Recorded data
--- Start ---

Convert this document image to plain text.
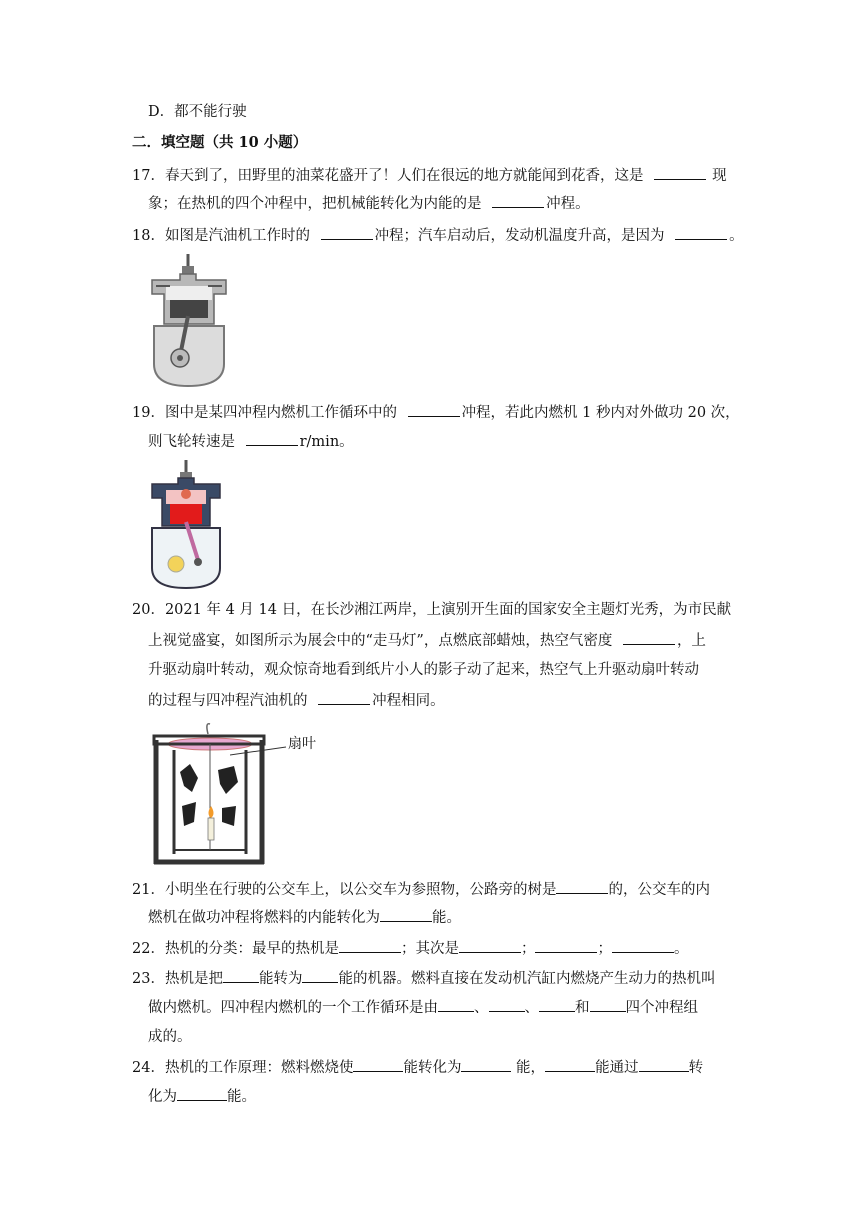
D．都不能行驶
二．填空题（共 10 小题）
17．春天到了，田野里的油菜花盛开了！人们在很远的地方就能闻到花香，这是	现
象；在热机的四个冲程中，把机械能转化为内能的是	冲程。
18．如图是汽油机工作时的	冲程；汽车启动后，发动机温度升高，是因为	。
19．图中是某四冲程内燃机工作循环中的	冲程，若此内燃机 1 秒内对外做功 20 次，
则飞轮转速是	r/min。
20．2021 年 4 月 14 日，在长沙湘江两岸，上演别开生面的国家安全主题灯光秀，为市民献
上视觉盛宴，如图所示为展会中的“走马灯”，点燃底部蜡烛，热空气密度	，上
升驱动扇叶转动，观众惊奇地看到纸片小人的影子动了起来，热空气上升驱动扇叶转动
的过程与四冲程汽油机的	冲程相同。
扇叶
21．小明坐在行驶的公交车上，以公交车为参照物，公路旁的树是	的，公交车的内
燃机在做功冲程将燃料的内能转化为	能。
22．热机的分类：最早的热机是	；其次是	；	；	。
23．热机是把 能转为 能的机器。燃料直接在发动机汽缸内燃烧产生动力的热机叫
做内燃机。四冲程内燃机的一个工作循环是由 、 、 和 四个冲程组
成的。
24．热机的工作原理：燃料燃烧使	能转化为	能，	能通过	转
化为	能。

--- End ---
--- Start ---

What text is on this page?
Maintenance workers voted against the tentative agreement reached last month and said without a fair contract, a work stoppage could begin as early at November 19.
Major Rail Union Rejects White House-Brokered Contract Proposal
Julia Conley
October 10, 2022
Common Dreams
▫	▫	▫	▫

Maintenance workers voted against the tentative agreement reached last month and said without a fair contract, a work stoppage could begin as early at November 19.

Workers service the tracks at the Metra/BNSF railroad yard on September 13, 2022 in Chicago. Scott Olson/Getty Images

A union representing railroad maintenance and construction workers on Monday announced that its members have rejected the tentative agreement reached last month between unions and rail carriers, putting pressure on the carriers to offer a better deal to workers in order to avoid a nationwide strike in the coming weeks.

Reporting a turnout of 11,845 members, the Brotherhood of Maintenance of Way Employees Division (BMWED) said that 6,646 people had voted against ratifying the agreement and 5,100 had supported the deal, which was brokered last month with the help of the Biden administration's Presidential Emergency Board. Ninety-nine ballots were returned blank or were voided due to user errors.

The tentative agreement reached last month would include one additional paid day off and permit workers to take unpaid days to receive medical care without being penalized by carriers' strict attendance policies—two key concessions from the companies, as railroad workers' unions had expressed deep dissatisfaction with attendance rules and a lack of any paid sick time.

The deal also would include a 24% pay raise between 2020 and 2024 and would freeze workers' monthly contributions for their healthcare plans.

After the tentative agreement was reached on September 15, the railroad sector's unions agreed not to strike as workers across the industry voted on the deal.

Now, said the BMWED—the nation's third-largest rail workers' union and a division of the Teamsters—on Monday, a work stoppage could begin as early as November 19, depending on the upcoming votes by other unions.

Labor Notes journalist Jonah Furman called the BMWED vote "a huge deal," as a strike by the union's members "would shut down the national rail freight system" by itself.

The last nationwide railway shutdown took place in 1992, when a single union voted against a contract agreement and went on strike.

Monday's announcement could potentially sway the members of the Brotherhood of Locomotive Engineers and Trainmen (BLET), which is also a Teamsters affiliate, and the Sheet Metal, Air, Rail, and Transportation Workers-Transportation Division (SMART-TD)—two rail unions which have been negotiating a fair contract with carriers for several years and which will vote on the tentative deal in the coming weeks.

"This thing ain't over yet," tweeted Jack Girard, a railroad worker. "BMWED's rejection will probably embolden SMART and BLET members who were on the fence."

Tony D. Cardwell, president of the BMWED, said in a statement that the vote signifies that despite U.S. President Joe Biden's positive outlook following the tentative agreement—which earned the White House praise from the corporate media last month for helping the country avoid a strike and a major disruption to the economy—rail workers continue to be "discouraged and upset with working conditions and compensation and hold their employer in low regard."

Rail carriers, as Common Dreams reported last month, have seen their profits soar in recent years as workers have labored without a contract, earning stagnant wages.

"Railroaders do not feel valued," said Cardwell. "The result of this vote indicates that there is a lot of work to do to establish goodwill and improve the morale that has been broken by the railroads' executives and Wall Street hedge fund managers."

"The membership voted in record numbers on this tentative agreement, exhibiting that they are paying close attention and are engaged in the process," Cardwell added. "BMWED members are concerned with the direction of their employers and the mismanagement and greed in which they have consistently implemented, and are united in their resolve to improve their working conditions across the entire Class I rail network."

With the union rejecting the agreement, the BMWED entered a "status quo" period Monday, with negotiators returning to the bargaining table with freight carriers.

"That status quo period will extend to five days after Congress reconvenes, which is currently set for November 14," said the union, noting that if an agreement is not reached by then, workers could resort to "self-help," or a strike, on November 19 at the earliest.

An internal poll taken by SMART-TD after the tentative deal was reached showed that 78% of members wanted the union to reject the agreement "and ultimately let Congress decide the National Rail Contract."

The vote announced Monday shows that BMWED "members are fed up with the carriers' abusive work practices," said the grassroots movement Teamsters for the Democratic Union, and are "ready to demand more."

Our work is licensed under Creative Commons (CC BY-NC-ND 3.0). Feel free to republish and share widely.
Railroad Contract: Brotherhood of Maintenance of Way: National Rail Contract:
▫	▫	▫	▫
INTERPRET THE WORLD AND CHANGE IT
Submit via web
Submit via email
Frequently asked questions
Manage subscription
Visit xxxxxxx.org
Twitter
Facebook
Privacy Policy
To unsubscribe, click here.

--- End ---

__Written problem__
Reproduce each line of the material containing the word "period".

__Full answer__
With the union rejecting the agreement, the BMWED entered a "status quo" period Monday, with negotiators returning to the bargaining table with freight carriers.
"That status quo period will extend to five days after Congress reconvenes, which is currently set for November 14," said the union, noting that if an agreement is not reached by then, workers could resort to "self-help," or a strike, on November 19 at the earliest.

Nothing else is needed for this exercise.